Description of the task: What lines of the material hold the string "cells"? Pull each of them out.

Source material:
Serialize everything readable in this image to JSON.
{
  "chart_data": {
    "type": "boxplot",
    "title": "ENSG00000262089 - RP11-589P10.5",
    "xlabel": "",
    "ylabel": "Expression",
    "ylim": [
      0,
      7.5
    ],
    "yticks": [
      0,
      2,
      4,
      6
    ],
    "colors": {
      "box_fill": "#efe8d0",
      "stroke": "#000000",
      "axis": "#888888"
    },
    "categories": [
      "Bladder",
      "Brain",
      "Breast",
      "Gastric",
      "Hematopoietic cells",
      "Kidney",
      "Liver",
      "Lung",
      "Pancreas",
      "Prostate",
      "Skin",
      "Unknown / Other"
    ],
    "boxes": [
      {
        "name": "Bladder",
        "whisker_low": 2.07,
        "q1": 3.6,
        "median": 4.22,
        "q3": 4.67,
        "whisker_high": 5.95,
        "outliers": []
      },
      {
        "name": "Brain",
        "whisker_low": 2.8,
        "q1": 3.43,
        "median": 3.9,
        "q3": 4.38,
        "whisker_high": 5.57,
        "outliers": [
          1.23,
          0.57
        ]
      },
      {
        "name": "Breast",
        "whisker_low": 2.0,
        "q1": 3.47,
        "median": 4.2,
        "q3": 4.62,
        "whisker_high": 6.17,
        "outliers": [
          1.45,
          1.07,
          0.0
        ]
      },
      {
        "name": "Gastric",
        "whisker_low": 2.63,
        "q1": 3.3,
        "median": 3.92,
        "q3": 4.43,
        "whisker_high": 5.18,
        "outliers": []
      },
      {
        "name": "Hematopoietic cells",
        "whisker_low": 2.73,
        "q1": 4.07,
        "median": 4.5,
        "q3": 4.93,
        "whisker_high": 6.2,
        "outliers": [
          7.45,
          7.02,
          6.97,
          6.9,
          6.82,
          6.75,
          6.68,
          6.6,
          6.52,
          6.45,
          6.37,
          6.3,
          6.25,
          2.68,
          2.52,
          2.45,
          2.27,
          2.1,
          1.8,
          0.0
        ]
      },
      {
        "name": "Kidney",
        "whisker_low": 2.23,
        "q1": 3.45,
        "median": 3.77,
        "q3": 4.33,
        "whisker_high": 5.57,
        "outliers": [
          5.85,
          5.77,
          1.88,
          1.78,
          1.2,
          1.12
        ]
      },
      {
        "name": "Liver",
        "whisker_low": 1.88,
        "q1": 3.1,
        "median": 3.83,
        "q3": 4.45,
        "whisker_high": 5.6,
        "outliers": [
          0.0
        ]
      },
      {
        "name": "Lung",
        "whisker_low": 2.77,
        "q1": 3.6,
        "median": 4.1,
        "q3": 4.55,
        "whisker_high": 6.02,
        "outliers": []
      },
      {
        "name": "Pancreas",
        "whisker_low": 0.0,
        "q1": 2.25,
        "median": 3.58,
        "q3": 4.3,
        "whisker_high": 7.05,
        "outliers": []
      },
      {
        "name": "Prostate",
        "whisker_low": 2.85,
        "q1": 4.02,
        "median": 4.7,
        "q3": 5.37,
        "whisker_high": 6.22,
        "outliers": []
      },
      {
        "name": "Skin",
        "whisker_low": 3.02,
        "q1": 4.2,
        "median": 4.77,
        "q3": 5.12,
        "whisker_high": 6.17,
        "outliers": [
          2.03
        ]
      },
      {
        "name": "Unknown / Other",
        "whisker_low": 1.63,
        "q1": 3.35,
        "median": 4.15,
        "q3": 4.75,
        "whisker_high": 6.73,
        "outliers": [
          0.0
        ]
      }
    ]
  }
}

Reply to the task:
      "Hematopoietic cells",
        "name": "Hematopoietic cells",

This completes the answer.